■ **Direction**:
Among the entries below, count the lines where the string "between" occurs, and give only the number.

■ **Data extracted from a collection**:
--*--
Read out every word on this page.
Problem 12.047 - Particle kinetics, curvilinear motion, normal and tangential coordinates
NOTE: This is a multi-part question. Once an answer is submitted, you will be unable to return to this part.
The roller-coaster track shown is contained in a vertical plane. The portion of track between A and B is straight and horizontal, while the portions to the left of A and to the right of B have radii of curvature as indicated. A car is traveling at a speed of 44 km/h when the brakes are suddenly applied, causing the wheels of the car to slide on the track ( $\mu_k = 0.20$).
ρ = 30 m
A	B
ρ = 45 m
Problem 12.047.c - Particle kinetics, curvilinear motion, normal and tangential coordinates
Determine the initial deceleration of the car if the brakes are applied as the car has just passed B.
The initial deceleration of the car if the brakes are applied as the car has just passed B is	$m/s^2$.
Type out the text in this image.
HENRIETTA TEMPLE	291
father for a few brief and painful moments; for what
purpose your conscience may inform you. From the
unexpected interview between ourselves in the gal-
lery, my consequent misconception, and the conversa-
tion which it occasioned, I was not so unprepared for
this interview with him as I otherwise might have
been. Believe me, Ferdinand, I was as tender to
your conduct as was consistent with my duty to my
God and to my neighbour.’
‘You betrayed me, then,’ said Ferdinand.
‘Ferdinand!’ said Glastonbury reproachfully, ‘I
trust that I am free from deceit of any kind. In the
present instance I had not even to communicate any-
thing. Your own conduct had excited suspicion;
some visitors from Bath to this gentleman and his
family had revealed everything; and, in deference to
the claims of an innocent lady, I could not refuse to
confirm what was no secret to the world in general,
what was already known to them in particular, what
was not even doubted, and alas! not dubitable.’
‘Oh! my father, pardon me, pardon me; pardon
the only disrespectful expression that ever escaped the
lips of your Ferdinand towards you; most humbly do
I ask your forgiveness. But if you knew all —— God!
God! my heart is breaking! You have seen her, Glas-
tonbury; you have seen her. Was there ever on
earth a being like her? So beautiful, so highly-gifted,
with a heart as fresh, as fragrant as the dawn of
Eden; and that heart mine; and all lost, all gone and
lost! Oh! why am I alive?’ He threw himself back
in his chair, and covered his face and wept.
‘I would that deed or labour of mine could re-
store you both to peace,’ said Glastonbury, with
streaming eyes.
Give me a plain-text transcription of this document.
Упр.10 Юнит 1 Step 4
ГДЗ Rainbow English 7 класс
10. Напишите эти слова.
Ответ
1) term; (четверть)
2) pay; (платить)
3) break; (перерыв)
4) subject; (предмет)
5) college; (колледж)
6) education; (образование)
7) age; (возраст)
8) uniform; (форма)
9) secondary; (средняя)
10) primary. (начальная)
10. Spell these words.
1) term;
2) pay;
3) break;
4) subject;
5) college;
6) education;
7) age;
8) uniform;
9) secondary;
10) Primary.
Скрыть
--*--
■ **Completed task**:
2